## GIVEN EXERCISE
Copy the rows below back word for word and in the same order, but leave out the pictures.

## DATA TO PROCESS
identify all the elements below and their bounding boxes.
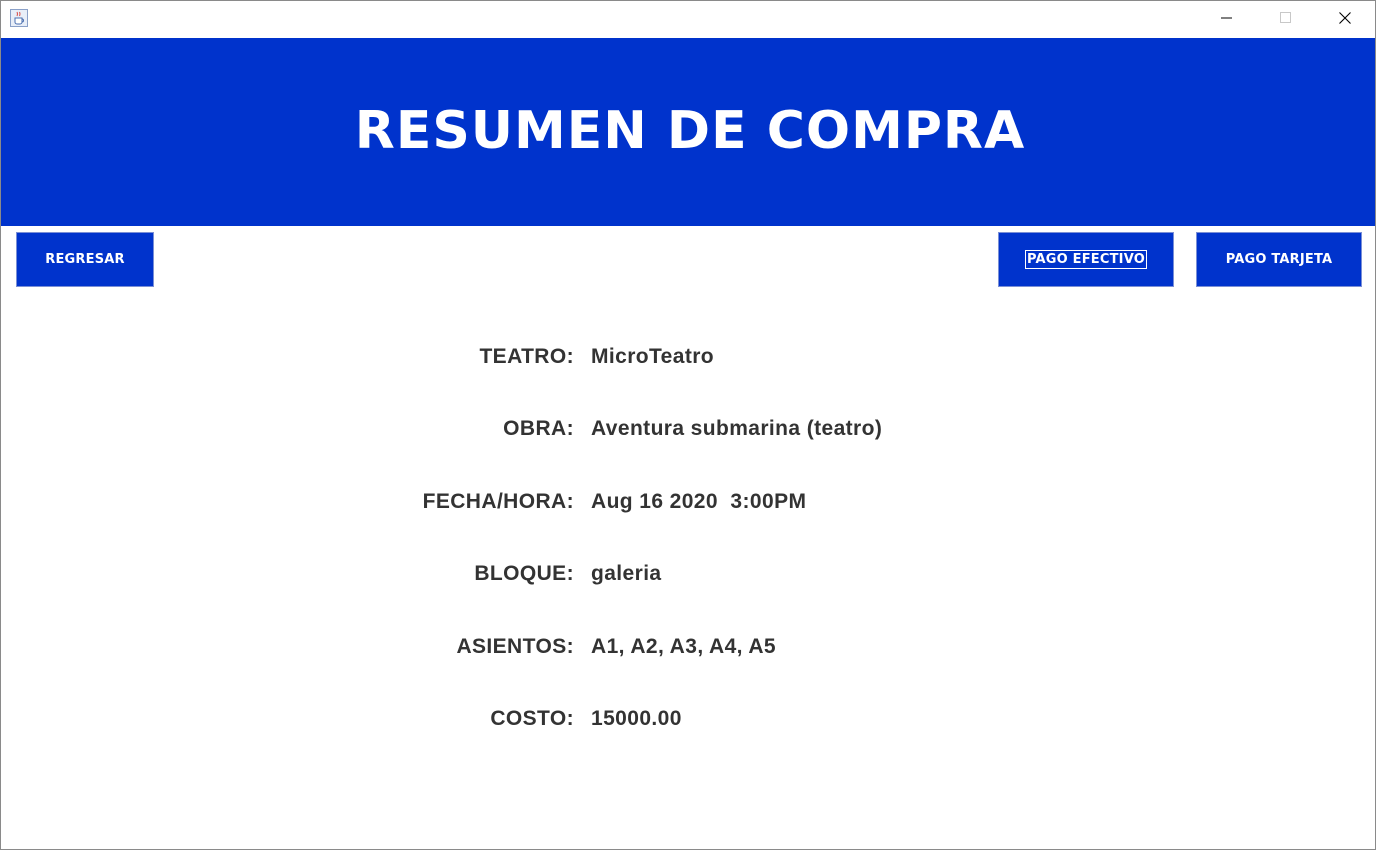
summary-row-block: BLOQUE: galeria [1,554,1375,594]
theater-label: TEATRO: [479,345,574,368]
maximize-icon [1280,11,1292,29]
back-button[interactable]: REGRESAR [16,232,154,287]
block-label: BLOQUE: [474,562,574,585]
minimize-icon [1221,11,1233,29]
summary-row-datetime: FECHA/HORA: Aug 16 2020 3:00PM [1,482,1375,522]
close-icon [1339,11,1351,29]
back-button-label: REGRESAR [45,252,125,267]
minimize-button[interactable] [1198,1,1256,38]
maximize-button[interactable] [1257,1,1315,38]
seats-label: ASIENTOS: [456,635,574,658]
java-cup-icon [10,9,28,27]
play-value: Aventura submarina (teatro) [591,417,883,440]
cost-value: 15000.00 [591,707,682,730]
summary-row-play: OBRA: Aventura submarina (teatro) [1,409,1375,449]
play-label: OBRA: [503,417,574,440]
summary-row-seats: ASIENTOS: A1, A2, A3, A4, A5 [1,627,1375,667]
page-title: RESUMEN DE COMPRA [354,101,1026,161]
summary-row-cost: COSTO: 15000.00 [1,699,1375,739]
datetime-label: FECHA/HORA: [422,490,574,513]
close-button[interactable] [1316,1,1374,38]
app-window: RESUMEN DE COMPRA REGRESAR PAGO EFECTIVO… [0,0,1376,850]
summary-row-theater: TEATRO: MicroTeatro [1,337,1375,377]
card-payment-button[interactable]: PAGO TARJETA [1196,232,1362,287]
cash-payment-button-label: PAGO EFECTIVO [1024,250,1147,269]
title-bar[interactable] [1,1,1375,38]
cost-label: COSTO: [490,707,574,730]
header-banner: RESUMEN DE COMPRA [1,38,1375,226]
seats-value: A1, A2, A3, A4, A5 [591,635,776,658]
datetime-value: Aug 16 2020 3:00PM [591,490,807,513]
cash-payment-button[interactable]: PAGO EFECTIVO [998,232,1174,287]
theater-value: MicroTeatro [591,345,715,368]
card-payment-button-label: PAGO TARJETA [1225,252,1333,267]
block-value: galeria [591,562,662,585]
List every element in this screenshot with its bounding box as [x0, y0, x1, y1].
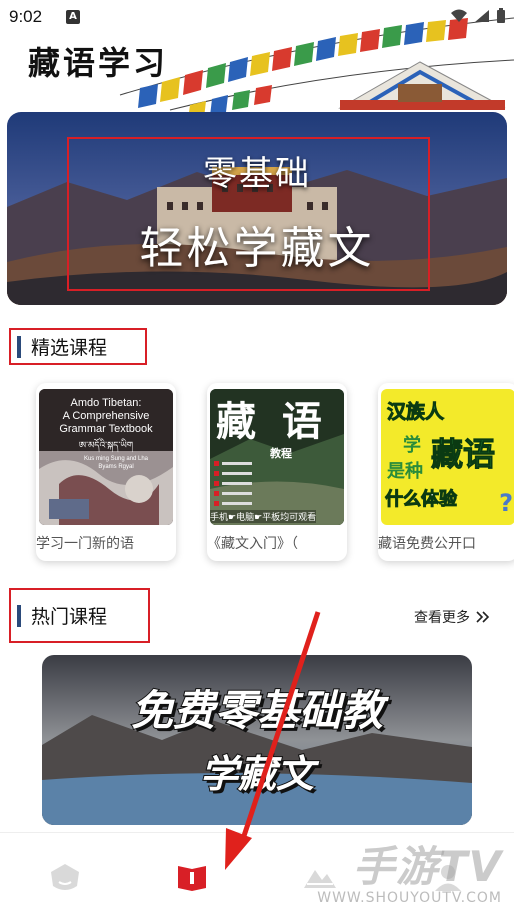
thumb-title: 藏 语 — [216, 398, 328, 445]
course-thumbnail: Amdo Tibetan: A Comprehensive Grammar Te… — [39, 389, 173, 525]
nav-explore[interactable] — [302, 859, 338, 895]
thumb-line: 藏语 — [430, 435, 496, 474]
section-marker — [17, 604, 21, 627]
course-title: 藏语免费公开口 — [378, 536, 476, 552]
hot-banner-line2: 学藏文 — [199, 751, 315, 797]
bottom-navigation — [0, 832, 514, 915]
signal-icon — [475, 10, 489, 22]
battery-icon — [497, 8, 505, 23]
status-time: 9:02 — [9, 7, 43, 26]
thumb-footer: 手机☛电脑☛平板均可观看 — [210, 510, 317, 523]
profile-icon — [435, 865, 461, 891]
book-icon — [178, 866, 206, 891]
course-card-3[interactable]: 汉族人 学 藏语 是种 什么体验 ? 藏语免费公开口 — [378, 383, 514, 561]
thumb-title-line: Grammar Textbook — [59, 423, 153, 435]
featured-section-title: 精选课程 — [31, 337, 108, 359]
thumb-line: 汉族人 — [386, 401, 445, 424]
thumb-subtitle: 教程 — [270, 447, 292, 460]
hero-title: 轻松学藏文 — [139, 223, 375, 274]
nav-courses[interactable] — [174, 859, 210, 895]
wifi-icon — [451, 9, 467, 22]
hot-banner-line1: 免费零基础教 — [130, 685, 384, 736]
mountain-icon — [304, 870, 336, 888]
nav-profile[interactable] — [430, 859, 466, 895]
nav-home[interactable] — [47, 859, 83, 895]
double-chevron-right-icon — [476, 611, 490, 623]
home-icon — [51, 864, 79, 890]
status-icons — [450, 8, 506, 24]
thumb-tibetan: ཨ་མདོའི་སྐད་ཡིག — [78, 440, 134, 450]
course-thumbnail: 汉族人 学 藏语 是种 什么体验 ? — [381, 389, 514, 525]
course-title: 《藏文入门》（ — [207, 536, 298, 552]
hot-section-header: 热门课程 — [9, 588, 150, 643]
section-marker — [17, 335, 21, 358]
hero-banner[interactable]: 零基础 轻松学藏文 — [7, 112, 507, 305]
app-title: 藏语学习 — [28, 44, 169, 82]
thumb-title-line: Amdo Tibetan: — [70, 397, 142, 409]
thumb-line: 什么体验 — [385, 489, 458, 511]
hot-course-banner[interactable]: 免费零基础教 学藏文 — [42, 655, 472, 825]
thumb-title-line: A Comprehensive — [62, 410, 150, 422]
view-more-label: 查看更多 — [414, 610, 470, 626]
course-card-1[interactable]: Amdo Tibetan: A Comprehensive Grammar Te… — [36, 383, 176, 561]
view-more-link[interactable]: 查看更多 — [414, 607, 490, 627]
thumb-author: Kus ming Sung and Lha Byams Rgyal — [83, 456, 149, 470]
featured-section-header: 精选课程 — [9, 328, 147, 365]
thumb-question: ? — [499, 489, 513, 517]
thumb-line: 是种 — [387, 461, 423, 482]
hero-subtitle: 零基础 — [203, 154, 311, 194]
hot-section-title: 热门课程 — [31, 606, 108, 628]
course-thumbnail: 藏 语 教程 手机☛电脑☛平板均可观看 — [210, 389, 344, 525]
status-bar: 9:02 A — [0, 0, 514, 34]
thumb-line: 学 — [403, 435, 421, 456]
course-card-2[interactable]: 藏 语 教程 手机☛电脑☛平板均可观看 《藏文入门》（ — [207, 383, 347, 561]
course-title: 学习一门新的语 — [36, 536, 134, 552]
notification-icon: A — [66, 10, 80, 24]
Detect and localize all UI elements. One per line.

## OUTPUT OF THE EXERCISE
identify all the elements below and their bounding boxes.
summary-row-block: BLOQUE: galeria [1,554,1375,594]
theater-label: TEATRO: [479,345,574,368]
maximize-icon [1280,11,1292,29]
back-button[interactable]: REGRESAR [16,232,154,287]
block-label: BLOQUE: [474,562,574,585]
minimize-icon [1221,11,1233,29]
summary-row-datetime: FECHA/HORA: Aug 16 2020 3:00PM [1,482,1375,522]
close-icon [1339,11,1351,29]
back-button-label: REGRESAR [45,252,125,267]
minimize-button[interactable] [1198,1,1256,38]
maximize-button[interactable] [1257,1,1315,38]
seats-label: ASIENTOS: [456,635,574,658]
java-cup-icon [10,9,28,27]
play-value: Aventura submarina (teatro) [591,417,883,440]
cost-value: 15000.00 [591,707,682,730]
summary-row-play: OBRA: Aventura submarina (teatro) [1,409,1375,449]
play-label: OBRA: [503,417,574,440]
summary-row-seats: ASIENTOS: A1, A2, A3, A4, A5 [1,627,1375,667]
page-title: RESUMEN DE COMPRA [354,101,1026,161]
summary-row-cost: COSTO: 15000.00 [1,699,1375,739]
datetime-label: FECHA/HORA: [422,490,574,513]
close-button[interactable] [1316,1,1374,38]
app-window: RESUMEN DE COMPRA REGRESAR PAGO EFECTIVO… [0,0,1376,850]
summary-row-theater: TEATRO: MicroTeatro [1,337,1375,377]
card-payment-button[interactable]: PAGO TARJETA [1196,232,1362,287]
cash-payment-button-label: PAGO EFECTIVO [1024,250,1147,269]
title-bar[interactable] [1,1,1375,38]
cost-label: COSTO: [490,707,574,730]
header-banner: RESUMEN DE COMPRA [1,38,1375,226]
seats-value: A1, A2, A3, A4, A5 [591,635,776,658]
datetime-value: Aug 16 2020 3:00PM [591,490,807,513]
cash-payment-button[interactable]: PAGO EFECTIVO [998,232,1174,287]
theater-value: MicroTeatro [591,345,715,368]
card-payment-button-label: PAGO TARJETA [1225,252,1333,267]
block-value: galeria [591,562,662,585]
List every element in this screenshot with its bounding box as [x0, y0, x1, y1].
thumb-title: 藏 语 — [216, 398, 328, 445]
course-thumbnail: Amdo Tibetan: A Comprehensive Grammar Te… — [39, 389, 173, 525]
nav-explore[interactable] — [302, 859, 338, 895]
thumb-line: 藏语 — [430, 435, 496, 474]
section-marker — [17, 604, 21, 627]
course-title: 藏语免费公开口 — [378, 536, 476, 552]
hot-banner-line2: 学藏文 — [199, 751, 315, 797]
bottom-navigation — [0, 832, 514, 915]
signal-icon — [475, 10, 489, 22]
battery-icon — [497, 8, 505, 23]
status-time: 9:02 — [9, 7, 43, 26]
thumb-footer: 手机☛电脑☛平板均可观看 — [210, 510, 317, 523]
profile-icon — [435, 865, 461, 891]
book-icon — [178, 866, 206, 891]
course-card-3[interactable]: 汉族人 学 藏语 是种 什么体验 ? 藏语免费公开口 — [378, 383, 514, 561]
thumb-title-line: Grammar Textbook — [59, 423, 153, 435]
featured-section-title: 精选课程 — [31, 337, 108, 359]
thumb-line: 汉族人 — [386, 401, 445, 424]
thumb-subtitle: 教程 — [270, 447, 292, 460]
hero-title: 轻松学藏文 — [139, 223, 375, 274]
nav-courses[interactable] — [174, 859, 210, 895]
wifi-icon — [451, 9, 467, 22]
hot-banner-line1: 免费零基础教 — [130, 685, 384, 736]
mountain-icon — [304, 870, 336, 888]
nav-profile[interactable] — [430, 859, 466, 895]
nav-home[interactable] — [47, 859, 83, 895]
double-chevron-right-icon — [476, 611, 490, 623]
home-icon — [51, 864, 79, 890]
status-icons — [450, 8, 506, 24]
thumb-tibetan: ཨ་མདོའི་སྐད་ཡིག — [78, 440, 134, 450]
course-thumbnail: 汉族人 学 藏语 是种 什么体验 ? — [381, 389, 514, 525]
course-title: 《藏文入门》（ — [207, 536, 298, 552]
hot-section-header: 热门课程 — [9, 588, 150, 643]
section-marker — [17, 335, 21, 358]
hero-banner[interactable]: 零基础 轻松学藏文 — [7, 112, 507, 305]
app-title: 藏语学习 — [28, 44, 169, 82]
thumb-title-line: Amdo Tibetan: — [70, 397, 142, 409]
thumb-line: 什么体验 — [385, 489, 458, 511]
hot-course-banner[interactable]: 免费零基础教 学藏文 — [42, 655, 472, 825]
thumb-title-line: A Comprehensive — [62, 410, 150, 422]
view-more-label: 查看更多 — [414, 610, 470, 626]
course-card-1[interactable]: Amdo Tibetan: A Comprehensive Grammar Te… — [36, 383, 176, 561]
view-more-link[interactable]: 查看更多 — [414, 607, 490, 627]
thumb-author: Kus ming Sung and Lha Byams Rgyal — [83, 456, 149, 470]
featured-section-header: 精选课程 — [9, 328, 147, 365]
thumb-question: ? — [499, 489, 513, 517]
thumb-line: 是种 — [387, 461, 423, 482]
hero-subtitle: 零基础 — [203, 154, 311, 194]
hot-section-title: 热门课程 — [31, 606, 108, 628]
course-thumbnail: 藏 语 教程 手机☛电脑☛平板均可观看 — [210, 389, 344, 525]
status-bar: 9:02 A — [0, 0, 514, 34]
thumb-line: 学 — [403, 435, 421, 456]
course-card-2[interactable]: 藏 语 教程 手机☛电脑☛平板均可观看 《藏文入门》（ — [207, 383, 347, 561]
course-title: 学习一门新的语 — [36, 536, 134, 552]
notification-icon: A — [66, 10, 80, 24]
Detect and localize all UI elements. One per line.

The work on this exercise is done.